## [Problem to work on]
Write out everything from the start of the items down to the line containing "series-line-eqd [37, 222, 965, 527]", including that line, keeping every line unchanged.

(Labeled box items)
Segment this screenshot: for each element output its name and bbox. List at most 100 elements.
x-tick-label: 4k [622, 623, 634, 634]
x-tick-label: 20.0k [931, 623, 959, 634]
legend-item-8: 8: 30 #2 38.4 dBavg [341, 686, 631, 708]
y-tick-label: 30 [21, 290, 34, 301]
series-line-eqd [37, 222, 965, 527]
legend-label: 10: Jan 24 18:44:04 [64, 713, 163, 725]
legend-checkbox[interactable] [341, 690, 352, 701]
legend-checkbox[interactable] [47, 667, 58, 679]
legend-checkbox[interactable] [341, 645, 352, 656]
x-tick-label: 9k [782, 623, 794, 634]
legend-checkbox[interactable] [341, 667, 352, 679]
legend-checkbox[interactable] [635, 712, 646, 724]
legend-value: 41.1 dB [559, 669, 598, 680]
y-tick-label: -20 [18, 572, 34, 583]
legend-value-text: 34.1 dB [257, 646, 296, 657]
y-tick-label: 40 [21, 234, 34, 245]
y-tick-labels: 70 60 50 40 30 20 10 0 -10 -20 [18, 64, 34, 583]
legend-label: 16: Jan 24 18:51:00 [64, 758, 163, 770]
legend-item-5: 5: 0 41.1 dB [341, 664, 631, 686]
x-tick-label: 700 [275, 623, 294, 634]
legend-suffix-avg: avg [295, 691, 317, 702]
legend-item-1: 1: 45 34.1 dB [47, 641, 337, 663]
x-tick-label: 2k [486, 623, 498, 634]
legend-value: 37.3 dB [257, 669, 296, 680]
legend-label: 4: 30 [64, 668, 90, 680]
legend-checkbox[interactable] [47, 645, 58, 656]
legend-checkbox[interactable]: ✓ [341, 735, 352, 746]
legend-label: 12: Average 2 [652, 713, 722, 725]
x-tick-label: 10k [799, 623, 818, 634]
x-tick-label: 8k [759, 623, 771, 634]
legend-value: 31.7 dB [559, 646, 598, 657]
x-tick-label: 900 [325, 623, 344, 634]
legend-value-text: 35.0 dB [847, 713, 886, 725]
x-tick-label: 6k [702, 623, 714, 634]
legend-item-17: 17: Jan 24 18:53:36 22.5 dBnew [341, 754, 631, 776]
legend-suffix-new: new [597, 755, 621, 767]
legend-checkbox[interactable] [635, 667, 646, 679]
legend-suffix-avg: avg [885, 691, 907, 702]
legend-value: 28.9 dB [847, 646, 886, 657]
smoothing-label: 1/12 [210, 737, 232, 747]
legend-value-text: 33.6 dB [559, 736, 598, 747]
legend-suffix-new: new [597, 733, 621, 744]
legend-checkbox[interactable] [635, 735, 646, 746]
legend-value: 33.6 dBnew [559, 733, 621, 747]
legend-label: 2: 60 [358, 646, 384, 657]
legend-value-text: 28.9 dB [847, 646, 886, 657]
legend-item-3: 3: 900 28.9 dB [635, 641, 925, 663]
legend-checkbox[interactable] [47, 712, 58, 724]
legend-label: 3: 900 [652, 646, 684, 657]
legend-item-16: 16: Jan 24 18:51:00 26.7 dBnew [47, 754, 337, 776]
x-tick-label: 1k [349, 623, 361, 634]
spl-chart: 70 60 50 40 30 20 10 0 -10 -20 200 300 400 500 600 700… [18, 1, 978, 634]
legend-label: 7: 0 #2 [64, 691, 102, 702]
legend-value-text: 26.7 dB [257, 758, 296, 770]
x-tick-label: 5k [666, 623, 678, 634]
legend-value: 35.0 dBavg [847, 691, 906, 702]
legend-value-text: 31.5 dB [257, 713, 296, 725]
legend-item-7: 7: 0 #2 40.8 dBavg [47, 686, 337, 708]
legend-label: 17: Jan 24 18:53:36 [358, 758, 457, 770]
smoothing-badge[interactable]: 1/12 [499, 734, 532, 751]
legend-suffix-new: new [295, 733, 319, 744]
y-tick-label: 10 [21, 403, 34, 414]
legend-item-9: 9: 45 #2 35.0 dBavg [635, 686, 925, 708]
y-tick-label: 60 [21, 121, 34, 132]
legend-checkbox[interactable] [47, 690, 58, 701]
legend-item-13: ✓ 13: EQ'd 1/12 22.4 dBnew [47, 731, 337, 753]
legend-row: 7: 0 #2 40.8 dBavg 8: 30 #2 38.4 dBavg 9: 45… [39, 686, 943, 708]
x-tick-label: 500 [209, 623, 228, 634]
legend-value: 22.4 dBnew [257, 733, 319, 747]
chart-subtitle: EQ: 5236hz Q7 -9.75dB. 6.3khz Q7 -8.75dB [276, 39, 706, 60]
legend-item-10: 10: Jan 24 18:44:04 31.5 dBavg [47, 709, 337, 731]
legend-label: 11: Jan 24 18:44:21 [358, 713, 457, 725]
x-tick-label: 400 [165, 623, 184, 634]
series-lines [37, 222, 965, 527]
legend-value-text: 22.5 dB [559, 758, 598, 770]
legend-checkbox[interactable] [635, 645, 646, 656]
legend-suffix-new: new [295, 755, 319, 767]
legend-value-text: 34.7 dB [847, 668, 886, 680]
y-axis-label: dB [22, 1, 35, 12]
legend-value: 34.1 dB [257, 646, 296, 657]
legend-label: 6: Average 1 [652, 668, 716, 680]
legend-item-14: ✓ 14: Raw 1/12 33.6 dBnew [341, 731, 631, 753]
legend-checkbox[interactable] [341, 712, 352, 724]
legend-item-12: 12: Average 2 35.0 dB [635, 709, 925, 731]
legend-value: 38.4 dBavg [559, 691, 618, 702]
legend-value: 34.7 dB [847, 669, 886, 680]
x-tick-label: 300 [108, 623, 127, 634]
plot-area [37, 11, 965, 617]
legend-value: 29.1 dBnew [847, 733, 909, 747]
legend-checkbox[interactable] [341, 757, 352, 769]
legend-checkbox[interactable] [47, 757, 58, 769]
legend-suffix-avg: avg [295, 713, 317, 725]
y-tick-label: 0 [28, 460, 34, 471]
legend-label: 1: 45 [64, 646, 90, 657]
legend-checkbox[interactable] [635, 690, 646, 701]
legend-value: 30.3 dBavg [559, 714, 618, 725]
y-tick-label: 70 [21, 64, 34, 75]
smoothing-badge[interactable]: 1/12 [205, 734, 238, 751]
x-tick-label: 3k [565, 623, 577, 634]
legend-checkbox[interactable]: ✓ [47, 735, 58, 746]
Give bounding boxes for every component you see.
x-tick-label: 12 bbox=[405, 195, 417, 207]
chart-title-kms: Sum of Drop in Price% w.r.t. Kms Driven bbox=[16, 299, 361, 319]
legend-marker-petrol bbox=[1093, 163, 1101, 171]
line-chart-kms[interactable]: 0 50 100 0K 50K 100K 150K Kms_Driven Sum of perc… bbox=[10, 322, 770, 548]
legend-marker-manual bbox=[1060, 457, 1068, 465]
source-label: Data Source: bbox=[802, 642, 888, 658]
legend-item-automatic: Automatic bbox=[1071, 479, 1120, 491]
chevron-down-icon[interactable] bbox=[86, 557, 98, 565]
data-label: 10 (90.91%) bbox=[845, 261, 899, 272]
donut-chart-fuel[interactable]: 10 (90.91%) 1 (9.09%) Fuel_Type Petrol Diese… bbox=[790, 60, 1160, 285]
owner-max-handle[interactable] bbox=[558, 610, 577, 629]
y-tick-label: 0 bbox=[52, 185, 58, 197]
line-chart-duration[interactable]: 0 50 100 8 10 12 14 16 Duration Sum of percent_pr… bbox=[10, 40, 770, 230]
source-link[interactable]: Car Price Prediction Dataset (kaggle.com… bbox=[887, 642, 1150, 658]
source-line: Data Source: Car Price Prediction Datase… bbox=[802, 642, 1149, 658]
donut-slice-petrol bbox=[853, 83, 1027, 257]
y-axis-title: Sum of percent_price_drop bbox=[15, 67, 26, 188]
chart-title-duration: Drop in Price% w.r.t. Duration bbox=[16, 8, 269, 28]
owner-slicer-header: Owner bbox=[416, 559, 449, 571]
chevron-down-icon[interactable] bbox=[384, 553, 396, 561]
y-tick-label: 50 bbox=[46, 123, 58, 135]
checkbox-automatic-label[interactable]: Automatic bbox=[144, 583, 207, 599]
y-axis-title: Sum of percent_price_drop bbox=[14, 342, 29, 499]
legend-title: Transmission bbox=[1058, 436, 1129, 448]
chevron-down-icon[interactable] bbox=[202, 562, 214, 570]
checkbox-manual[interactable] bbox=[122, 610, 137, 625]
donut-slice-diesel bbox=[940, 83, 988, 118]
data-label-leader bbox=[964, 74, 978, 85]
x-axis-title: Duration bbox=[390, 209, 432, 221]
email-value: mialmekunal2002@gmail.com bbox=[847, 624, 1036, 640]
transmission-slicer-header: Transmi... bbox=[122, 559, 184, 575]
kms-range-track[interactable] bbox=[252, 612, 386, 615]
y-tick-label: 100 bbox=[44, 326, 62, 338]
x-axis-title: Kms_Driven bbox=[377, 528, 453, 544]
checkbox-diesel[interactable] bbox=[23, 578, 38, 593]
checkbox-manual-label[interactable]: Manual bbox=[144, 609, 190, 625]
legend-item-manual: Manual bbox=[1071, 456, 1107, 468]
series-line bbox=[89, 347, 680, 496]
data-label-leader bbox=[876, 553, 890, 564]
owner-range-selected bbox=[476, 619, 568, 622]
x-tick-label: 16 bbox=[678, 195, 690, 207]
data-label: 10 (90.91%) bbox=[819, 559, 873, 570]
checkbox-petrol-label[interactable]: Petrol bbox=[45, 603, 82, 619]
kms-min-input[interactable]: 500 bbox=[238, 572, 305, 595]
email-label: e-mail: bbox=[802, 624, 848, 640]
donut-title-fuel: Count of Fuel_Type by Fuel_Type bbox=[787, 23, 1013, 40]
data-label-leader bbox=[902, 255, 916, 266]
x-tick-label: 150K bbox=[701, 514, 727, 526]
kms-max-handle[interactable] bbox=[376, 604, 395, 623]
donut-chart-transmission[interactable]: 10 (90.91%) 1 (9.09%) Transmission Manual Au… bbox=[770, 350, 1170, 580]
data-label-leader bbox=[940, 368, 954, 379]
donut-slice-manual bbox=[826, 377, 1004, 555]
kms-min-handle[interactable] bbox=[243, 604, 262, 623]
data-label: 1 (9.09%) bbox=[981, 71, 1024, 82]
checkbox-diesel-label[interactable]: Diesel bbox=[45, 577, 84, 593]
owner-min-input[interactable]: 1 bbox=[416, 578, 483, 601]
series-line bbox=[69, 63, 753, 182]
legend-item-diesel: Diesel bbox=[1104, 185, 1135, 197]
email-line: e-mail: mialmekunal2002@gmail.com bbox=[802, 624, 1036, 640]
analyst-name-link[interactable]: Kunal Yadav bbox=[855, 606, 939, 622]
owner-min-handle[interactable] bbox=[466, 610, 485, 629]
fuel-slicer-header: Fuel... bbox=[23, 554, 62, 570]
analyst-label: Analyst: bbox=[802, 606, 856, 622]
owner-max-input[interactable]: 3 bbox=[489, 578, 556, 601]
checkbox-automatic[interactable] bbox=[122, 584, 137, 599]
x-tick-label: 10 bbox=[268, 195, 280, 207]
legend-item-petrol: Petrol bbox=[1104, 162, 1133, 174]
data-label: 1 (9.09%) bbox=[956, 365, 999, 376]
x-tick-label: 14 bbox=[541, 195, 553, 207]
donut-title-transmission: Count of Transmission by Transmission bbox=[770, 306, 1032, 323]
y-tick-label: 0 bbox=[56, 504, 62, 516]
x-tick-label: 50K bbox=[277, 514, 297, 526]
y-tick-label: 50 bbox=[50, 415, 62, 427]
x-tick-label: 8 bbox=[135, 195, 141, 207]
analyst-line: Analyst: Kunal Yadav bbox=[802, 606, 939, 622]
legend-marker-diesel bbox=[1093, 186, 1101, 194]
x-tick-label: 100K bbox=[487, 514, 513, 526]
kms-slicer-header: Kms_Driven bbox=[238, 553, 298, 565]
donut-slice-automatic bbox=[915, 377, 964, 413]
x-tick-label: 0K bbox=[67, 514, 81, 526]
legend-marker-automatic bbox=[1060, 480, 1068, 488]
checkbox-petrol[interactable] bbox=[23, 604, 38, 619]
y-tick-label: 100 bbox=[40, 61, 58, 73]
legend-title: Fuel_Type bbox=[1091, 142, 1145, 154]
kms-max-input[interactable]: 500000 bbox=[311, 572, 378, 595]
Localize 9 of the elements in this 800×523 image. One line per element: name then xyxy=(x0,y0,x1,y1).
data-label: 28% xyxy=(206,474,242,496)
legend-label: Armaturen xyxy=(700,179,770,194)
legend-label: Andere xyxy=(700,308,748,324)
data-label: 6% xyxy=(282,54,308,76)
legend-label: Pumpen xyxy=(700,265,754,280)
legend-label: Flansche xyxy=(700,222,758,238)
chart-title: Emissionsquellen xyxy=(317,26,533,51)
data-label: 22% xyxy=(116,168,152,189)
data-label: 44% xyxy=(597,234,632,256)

## [Written response]
Segment this screenshot: for each element output its name and bbox. List at most 100 elements.
x-tick-label: 4k [622, 623, 634, 634]
x-tick-label: 20.0k [931, 623, 959, 634]
legend-item-8: 8: 30 #2 38.4 dBavg [341, 686, 631, 708]
y-tick-label: 30 [21, 290, 34, 301]
series-line-eqd [37, 222, 965, 527]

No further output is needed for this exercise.